◆ What the task asks: Find the lines of data that contain the string "algún", then list them.

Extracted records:
====================

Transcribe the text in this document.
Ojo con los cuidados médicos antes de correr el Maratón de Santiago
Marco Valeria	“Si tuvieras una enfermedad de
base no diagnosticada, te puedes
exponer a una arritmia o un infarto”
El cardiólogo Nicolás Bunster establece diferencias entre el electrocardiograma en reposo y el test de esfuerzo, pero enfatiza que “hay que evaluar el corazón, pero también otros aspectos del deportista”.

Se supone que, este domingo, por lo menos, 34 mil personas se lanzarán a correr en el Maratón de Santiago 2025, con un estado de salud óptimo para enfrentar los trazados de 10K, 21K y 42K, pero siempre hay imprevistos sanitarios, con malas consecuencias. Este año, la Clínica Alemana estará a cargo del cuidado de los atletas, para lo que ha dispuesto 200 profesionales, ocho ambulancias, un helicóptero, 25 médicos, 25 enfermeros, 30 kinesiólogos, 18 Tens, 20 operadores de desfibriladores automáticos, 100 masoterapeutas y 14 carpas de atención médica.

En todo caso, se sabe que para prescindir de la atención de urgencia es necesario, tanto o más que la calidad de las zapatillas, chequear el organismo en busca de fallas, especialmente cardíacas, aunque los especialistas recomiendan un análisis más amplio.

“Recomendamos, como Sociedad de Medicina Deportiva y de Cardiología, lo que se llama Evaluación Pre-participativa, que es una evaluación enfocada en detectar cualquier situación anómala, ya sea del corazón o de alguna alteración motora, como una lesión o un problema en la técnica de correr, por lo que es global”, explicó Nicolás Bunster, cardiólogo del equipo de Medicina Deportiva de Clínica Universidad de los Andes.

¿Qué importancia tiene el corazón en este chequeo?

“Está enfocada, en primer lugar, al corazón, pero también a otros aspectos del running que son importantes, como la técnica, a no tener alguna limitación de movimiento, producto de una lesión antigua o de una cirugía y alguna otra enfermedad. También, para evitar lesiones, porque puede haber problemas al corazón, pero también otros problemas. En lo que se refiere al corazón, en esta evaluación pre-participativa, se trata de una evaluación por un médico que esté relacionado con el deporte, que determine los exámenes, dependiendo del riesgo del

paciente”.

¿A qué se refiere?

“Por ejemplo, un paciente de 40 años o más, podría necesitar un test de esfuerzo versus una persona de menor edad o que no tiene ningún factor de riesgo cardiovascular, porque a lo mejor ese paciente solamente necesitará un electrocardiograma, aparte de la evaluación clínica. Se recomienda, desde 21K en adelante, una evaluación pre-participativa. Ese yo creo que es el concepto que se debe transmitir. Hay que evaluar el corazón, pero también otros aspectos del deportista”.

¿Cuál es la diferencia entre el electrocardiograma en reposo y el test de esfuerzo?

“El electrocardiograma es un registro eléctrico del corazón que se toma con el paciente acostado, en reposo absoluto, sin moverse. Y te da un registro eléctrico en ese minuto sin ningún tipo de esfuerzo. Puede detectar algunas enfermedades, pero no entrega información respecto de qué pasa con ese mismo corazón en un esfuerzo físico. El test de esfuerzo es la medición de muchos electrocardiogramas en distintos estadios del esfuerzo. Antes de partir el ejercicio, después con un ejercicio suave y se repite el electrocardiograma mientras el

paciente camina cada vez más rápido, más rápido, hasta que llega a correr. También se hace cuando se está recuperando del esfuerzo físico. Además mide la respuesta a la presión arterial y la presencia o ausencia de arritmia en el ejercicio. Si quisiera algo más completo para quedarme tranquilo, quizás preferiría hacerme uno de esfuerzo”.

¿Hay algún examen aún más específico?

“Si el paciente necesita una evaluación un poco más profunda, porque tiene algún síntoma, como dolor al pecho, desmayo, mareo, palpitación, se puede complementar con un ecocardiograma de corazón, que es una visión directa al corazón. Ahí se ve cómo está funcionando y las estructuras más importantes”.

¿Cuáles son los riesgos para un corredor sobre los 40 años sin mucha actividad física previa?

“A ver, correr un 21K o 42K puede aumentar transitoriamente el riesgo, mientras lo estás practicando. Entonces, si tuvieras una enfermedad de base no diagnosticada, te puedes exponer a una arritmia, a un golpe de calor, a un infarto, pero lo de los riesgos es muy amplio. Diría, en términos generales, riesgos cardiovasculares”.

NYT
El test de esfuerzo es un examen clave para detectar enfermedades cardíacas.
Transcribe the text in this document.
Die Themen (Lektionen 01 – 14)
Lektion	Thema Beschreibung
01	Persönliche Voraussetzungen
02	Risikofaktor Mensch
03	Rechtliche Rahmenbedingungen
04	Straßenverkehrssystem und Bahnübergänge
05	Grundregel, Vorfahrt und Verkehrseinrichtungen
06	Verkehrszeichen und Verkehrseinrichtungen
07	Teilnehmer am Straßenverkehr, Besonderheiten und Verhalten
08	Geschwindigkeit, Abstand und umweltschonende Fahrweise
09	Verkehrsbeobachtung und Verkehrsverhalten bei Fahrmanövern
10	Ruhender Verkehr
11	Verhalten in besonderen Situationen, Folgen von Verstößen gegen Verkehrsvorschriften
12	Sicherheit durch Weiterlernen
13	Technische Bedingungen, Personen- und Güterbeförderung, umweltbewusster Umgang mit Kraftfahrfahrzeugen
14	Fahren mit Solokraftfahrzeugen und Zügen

====================

◆ Completed task:
¿Hay algún examen aún más específico?
“Si el paciente necesita una evaluación un poco más profunda, porque tiene algún síntoma, como dolor al pecho, desmayo, mareo, palpitación, se puede complementar con un ecocardiograma de corazón, que es una visión directa al corazón. Ahí se ve cómo está funcionando y las estructuras más importantes”.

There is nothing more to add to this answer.